- **Exercise prompt**: Identify and copy all lines of the material where the string "JSON" is found.

((

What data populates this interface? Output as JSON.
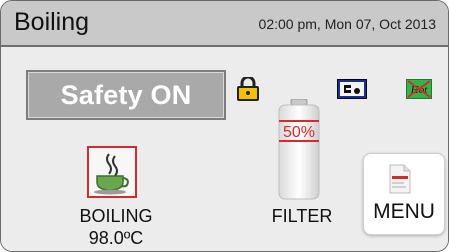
{
  "header": {
    "title": "Boiling",
    "datetime": "02:00 pm, Mon 07, Oct 2013"
  },
  "safety": {
    "label": "Safety ON"
  },
  "status_icons": [
    {
      "name": "lock-icon"
    },
    {
      "name": "control-icon"
    },
    {
      "name": "hot-off-icon",
      "text": "Hot"
    }
  ],
  "boiling": {
    "label": "BOILING",
    "temperature": "98.0ºC"
  },
  "filter": {
    "label": "FILTER",
    "percent_text": "50%",
    "level": 0.5
  },
  "menu": {
    "label": "MENU"
  },
  "colors": {
    "titlebar": "#c9c9c9",
    "safety_bg": "#a9a9a9",
    "alert_red": "#d62b2b",
    "lock_yellow": "#f2c200",
    "control_blue": "#1b2f8f",
    "hot_green": "#35b34a"
  }
}
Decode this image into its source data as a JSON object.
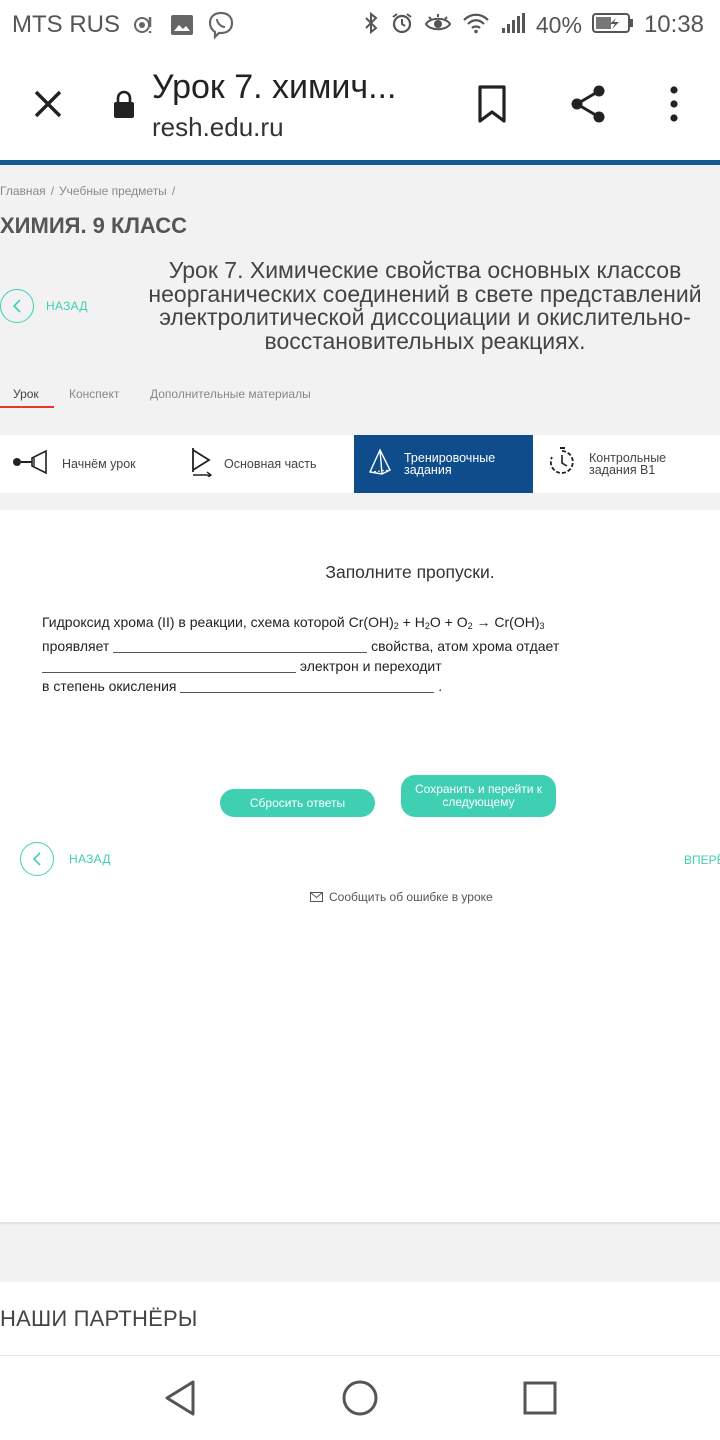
{
  "status_bar": {
    "carrier": "MTS RUS",
    "battery": "40%",
    "time": "10:38"
  },
  "toolbar": {
    "title": "Урок 7. химич...",
    "url": "resh.edu.ru"
  },
  "breadcrumb": [
    "Главная",
    "Учебные предметы"
  ],
  "breadcrumb_sep": "/",
  "subject": "ХИМИЯ. 9 КЛАСС",
  "back_label": "НАЗАД",
  "lesson_title": "Урок 7. Химические свойства основных классов неорганических соединений в свете представлений электролитической диссоциации и окислительно-восстановительных реакциях.",
  "tabs": [
    "Урок",
    "Конспект",
    "Дополнительные материалы"
  ],
  "steps": [
    {
      "label": "Начнём урок",
      "icon": "megaphone-icon"
    },
    {
      "label": "Основная часть",
      "icon": "play-icon"
    },
    {
      "label": "Тренировочные задания",
      "icon": "pyramid-icon"
    },
    {
      "label": "Контрольные задания В1",
      "icon": "stopwatch-icon"
    }
  ],
  "task": {
    "heading": "Заполните пропуски.",
    "line1": "Гидроксид хрома (II) в реакции, схема которой Cr(OH)",
    "sub1": "2",
    "plus1": " + H",
    "sub2": "2",
    "o_part": "O + O",
    "sub3": "2",
    "arrow": " → Cr(OH)",
    "sub4": "3",
    "line2_pre": "проявляет ",
    "line2_post": " свойства, атом хрома отдает",
    "line3_post": " электрон и переходит",
    "line4_pre": "в степень окисления ",
    "line4_post": " ."
  },
  "buttons": {
    "reset": "Сбросить ответы",
    "save": "Сохранить и перейти к следующему"
  },
  "nav": {
    "back": "НАЗАД",
    "next": "ВПЕРЁ"
  },
  "report": "Сообщить об ошибке в уроке",
  "partners": "НАШИ ПАРТНЁРЫ",
  "colors": {
    "accent": "#3fd0b4",
    "active_step": "#0e4c8c",
    "header_line": "#165a92",
    "tab_underline": "#e33a2d"
  }
}
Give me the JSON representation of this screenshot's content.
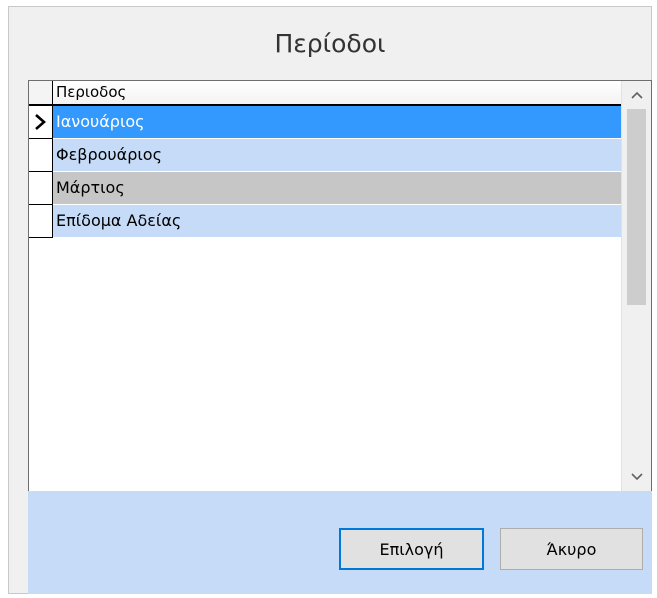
{
  "dialog": {
    "title": "Περίοδοι"
  },
  "grid": {
    "column_header": "Περιοδος",
    "rows": [
      {
        "label": "Ιανουάριος",
        "state": "selected",
        "current": true
      },
      {
        "label": "Φεβρουάριος",
        "state": "alt",
        "current": false
      },
      {
        "label": "Μάρτιος",
        "state": "grey",
        "current": false
      },
      {
        "label": "Επίδομα Αδείας",
        "state": "alt",
        "current": false
      }
    ],
    "current_row_icon": "row-pointer-icon",
    "scroll_up_icon": "chevron-up-icon",
    "scroll_down_icon": "chevron-down-icon"
  },
  "buttons": {
    "select_label": "Επιλογή",
    "cancel_label": "Άκυρο"
  },
  "colors": {
    "selected_row": "#3399ff",
    "alt_row": "#c6dbf7",
    "grey_row": "#c6c6c6",
    "footer": "#c6dbf7",
    "default_button_border": "#0078d7"
  }
}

))

- **The result**:
What data populates this interface? Output as JSON.
Decode this image into its source data as a JSON object.
Give me the JSON representation of this screenshot's content.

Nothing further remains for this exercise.